Task A: According to the newsletter, how many legislators did the 33 volunteers in Nigeria meet with in October?
Task B: Print the newsletter's passage from "CCL Canada volunteers" to "clean energy economy.".

Movement toward sustainability must accelerate, and CCI is up for the challenge
NEWSLETTER, YEAR IN REVIEW—CCI chapters met and lobbied in 2023; International action focused on redirecting financial flows to transition away from fossil fuels; CCI’s assessment of COP28.
As we look back on 2023, the hottest year in recorded history, we see the undeniable impact of climate change being felt by more and more of our fellow human beings. Not surprisingly, that impact was felt hardest in the world’s poorest countries that have contributed the least to planet-warming emissions responsible for the deteriorating condition of our climate. However, increased awareness of our collective plight led this year to breakthroughs that hold the possibility of better days to come. At the COP28 conference in Dubai, the nations of the world agreed for the first time on the need to transition away from fossil fuels, and the first contributions were made to a global fund for loss and damage to help nations struggling with the devastating effects of climate change. How quickly the world moves forward with these and other solutions in the coming year depends on the political will generated in every nation to take action. Based on what our volunteers did this past year, they appear up for the challenge.
CCI chapters convened, lobbied in 2023
From Africa to Mexico to Europe and to Canada, Citizens’ Climate International volunteers gathered to learn about climate solutions and acquire the skills to be effective advocates. They then engaged elected officials to voice their concerns about climate change and urge them to take actions to avert the worst consequences of a changing climate. Some of the highlights:
In October, 33 volunteers in Nigeria held meetings with 10 legislators, asking for a carbon tax and dividend. They also extended an invitation to participate in the inter-parliamentary dialogue on climate change in Washington this June.
In September, CCL Canada hosted a breakfast at Queen’s Park in Toronto and 30 climate advocates met with 13 provincial parliamentarians and four staffers in total throughout the day.
CCL Canada volunteers held their “Undaunted” conference in Ottawa to do strategic planning, attend a Natural Resource Committee meeting that included oil and gas executives and met with six members of Parliament Hill in Ottawa and another dozen parliamentarians in the weeks following.
In August, young volunteers in Mexico met with 22 lawmakers to move the nation toward a clean energy economy.

[Saved entries]
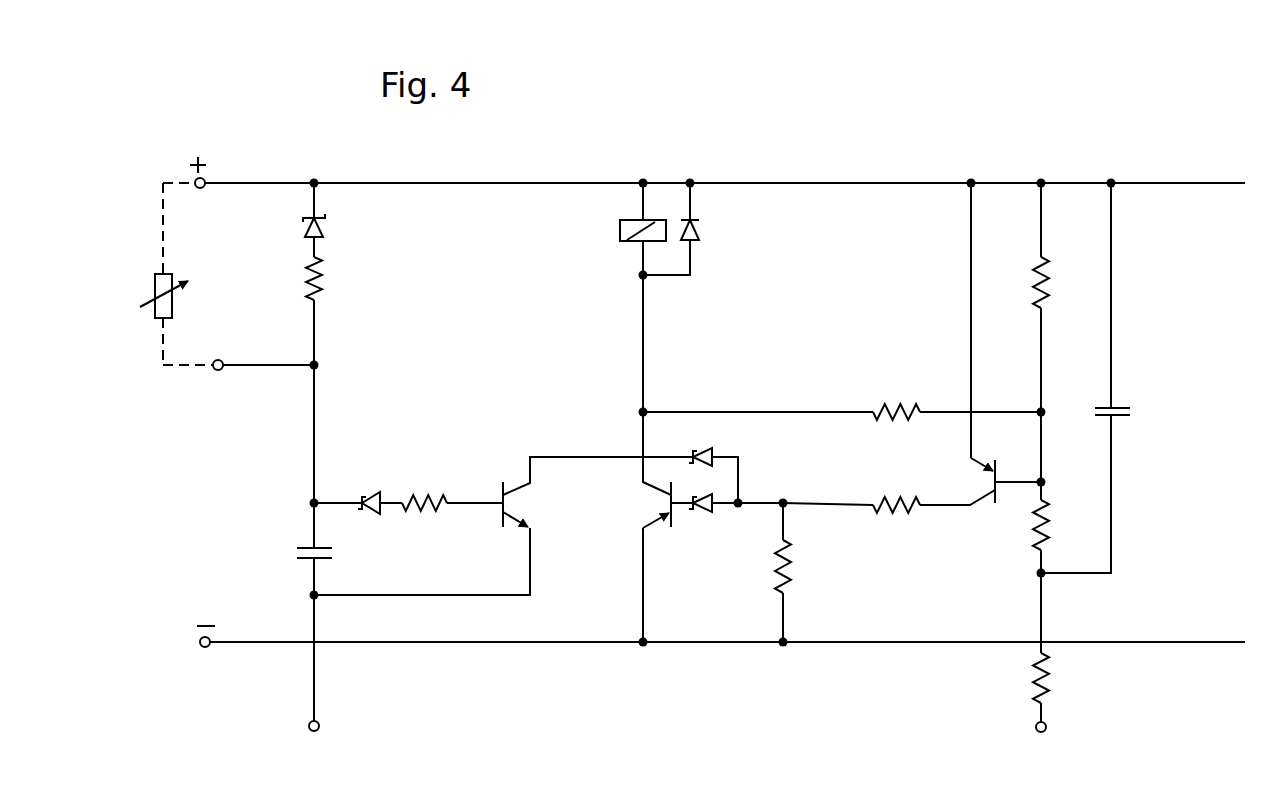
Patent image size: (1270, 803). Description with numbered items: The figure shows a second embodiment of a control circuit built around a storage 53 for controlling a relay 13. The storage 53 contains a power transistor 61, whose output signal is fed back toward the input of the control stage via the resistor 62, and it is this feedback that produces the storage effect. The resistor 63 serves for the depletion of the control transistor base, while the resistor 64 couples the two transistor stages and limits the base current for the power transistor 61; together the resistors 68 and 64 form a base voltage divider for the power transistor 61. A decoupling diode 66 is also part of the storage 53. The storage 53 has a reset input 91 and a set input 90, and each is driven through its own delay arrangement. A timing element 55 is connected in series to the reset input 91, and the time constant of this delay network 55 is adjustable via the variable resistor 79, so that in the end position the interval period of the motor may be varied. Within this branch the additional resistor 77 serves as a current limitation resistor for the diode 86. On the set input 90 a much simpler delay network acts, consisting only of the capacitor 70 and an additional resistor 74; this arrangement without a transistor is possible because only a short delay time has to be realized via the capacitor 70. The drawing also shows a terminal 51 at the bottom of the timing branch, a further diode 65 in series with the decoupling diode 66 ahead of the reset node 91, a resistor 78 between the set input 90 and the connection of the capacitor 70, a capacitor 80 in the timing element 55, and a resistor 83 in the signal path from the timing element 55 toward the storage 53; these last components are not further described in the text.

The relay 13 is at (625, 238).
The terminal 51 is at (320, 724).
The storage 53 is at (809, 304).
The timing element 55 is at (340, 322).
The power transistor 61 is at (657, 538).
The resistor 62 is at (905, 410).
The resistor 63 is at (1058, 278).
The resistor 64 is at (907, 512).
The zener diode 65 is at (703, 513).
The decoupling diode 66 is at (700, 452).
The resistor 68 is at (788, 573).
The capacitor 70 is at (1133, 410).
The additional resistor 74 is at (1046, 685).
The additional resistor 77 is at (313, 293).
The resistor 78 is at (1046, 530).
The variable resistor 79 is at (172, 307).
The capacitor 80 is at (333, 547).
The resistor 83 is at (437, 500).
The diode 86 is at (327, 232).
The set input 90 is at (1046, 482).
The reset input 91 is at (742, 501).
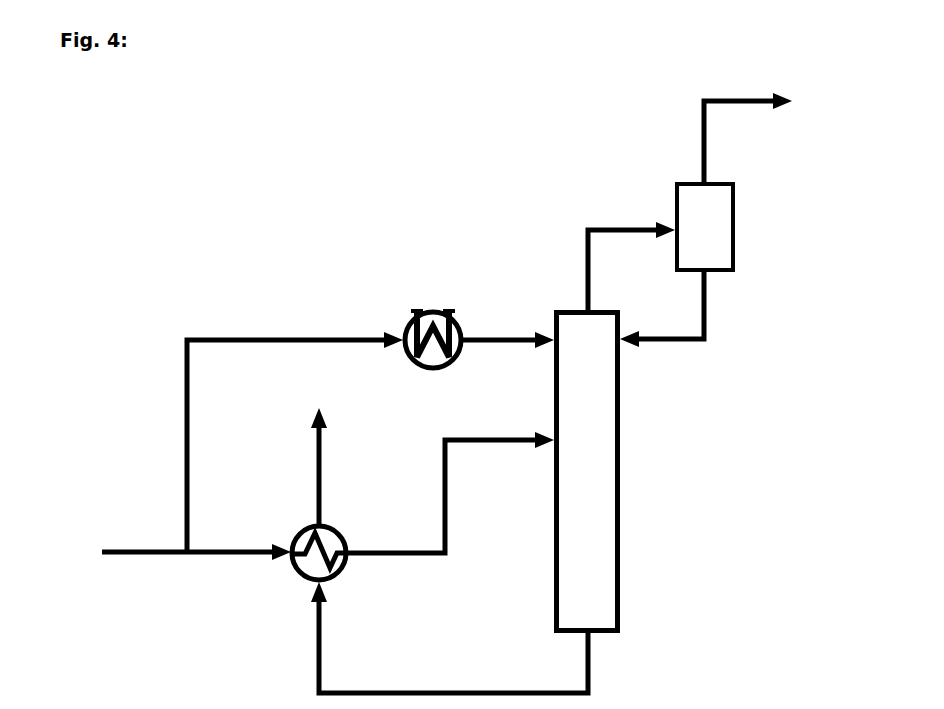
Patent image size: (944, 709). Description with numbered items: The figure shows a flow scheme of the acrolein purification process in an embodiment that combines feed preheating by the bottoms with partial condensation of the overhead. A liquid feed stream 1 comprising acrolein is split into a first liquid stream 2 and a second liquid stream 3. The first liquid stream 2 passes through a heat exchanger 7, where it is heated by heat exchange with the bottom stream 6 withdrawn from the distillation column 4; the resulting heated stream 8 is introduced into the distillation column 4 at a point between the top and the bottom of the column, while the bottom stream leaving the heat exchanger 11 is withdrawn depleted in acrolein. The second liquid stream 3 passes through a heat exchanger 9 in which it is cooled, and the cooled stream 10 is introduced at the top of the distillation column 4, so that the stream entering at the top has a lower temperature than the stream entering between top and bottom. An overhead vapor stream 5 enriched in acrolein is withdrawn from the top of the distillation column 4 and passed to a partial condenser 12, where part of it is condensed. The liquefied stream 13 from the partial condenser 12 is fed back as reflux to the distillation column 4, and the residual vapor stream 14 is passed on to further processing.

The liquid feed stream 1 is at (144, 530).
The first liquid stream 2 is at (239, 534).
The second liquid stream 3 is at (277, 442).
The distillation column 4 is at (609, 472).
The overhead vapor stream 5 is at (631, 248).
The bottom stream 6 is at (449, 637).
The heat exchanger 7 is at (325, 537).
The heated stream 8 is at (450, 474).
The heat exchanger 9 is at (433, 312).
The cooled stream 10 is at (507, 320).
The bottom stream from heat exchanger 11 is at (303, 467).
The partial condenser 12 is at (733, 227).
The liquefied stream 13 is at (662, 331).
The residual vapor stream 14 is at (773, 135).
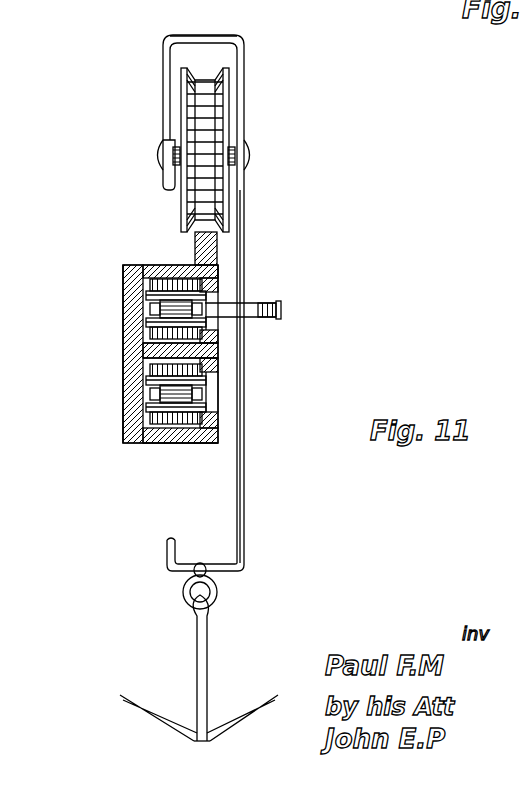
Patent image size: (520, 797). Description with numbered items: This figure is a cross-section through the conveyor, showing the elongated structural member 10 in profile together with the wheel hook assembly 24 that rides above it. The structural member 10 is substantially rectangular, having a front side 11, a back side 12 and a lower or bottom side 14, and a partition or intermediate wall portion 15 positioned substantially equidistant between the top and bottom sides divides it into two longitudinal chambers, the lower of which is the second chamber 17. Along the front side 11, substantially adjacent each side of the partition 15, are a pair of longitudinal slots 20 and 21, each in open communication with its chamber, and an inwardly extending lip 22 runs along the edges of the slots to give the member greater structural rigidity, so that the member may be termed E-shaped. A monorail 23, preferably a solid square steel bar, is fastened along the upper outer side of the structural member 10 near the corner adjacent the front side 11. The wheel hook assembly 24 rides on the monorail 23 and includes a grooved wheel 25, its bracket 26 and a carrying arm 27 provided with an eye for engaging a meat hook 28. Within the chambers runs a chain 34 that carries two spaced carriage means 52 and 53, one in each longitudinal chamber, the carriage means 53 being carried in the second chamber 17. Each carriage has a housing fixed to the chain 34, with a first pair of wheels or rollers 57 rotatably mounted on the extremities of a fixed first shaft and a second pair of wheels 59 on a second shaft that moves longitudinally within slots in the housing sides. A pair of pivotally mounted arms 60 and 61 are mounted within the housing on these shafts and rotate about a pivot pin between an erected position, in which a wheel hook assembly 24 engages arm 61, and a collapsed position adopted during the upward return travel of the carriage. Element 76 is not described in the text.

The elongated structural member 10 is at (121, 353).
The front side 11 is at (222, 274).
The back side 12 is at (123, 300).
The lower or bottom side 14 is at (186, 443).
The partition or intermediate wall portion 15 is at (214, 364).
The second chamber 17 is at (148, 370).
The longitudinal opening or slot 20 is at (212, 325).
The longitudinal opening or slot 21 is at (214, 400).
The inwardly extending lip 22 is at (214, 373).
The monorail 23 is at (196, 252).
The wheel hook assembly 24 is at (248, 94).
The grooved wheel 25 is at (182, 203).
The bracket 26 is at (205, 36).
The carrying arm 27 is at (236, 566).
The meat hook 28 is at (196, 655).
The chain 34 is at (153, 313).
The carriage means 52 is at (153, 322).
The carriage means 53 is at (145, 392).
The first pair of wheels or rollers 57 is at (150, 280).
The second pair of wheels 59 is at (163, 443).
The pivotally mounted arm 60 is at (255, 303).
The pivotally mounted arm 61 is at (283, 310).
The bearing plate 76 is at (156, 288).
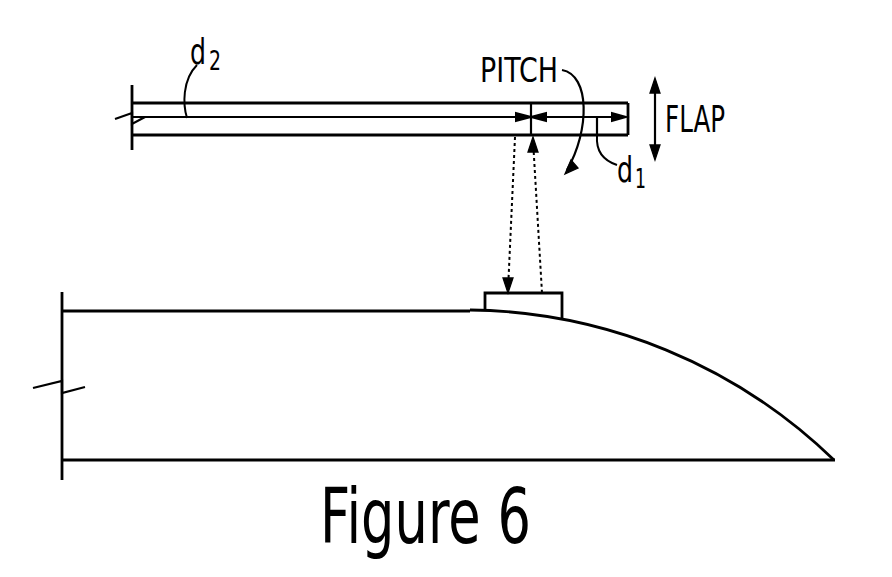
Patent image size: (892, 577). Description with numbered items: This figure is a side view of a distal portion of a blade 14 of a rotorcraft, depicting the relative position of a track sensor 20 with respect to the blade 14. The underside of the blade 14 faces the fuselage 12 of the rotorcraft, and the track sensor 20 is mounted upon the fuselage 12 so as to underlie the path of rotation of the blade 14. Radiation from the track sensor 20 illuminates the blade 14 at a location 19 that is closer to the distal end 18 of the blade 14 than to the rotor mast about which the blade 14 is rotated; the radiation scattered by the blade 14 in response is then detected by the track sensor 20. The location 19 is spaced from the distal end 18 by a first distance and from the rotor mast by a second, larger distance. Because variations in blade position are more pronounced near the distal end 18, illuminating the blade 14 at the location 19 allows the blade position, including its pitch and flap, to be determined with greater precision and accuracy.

Task result A: 10 legislators

Task result B:
CCL Canada volunteers held their “Undaunted” conference in Ottawa to do strategic planning, attend a Natural Resource Committee meeting that included oil and gas executives and met with six members of Parliament Hill in Ottawa and another dozen parliamentarians in the weeks following.
In August, young volunteers in Mexico met with 22 lawmakers to move the nation toward a clean energy economy.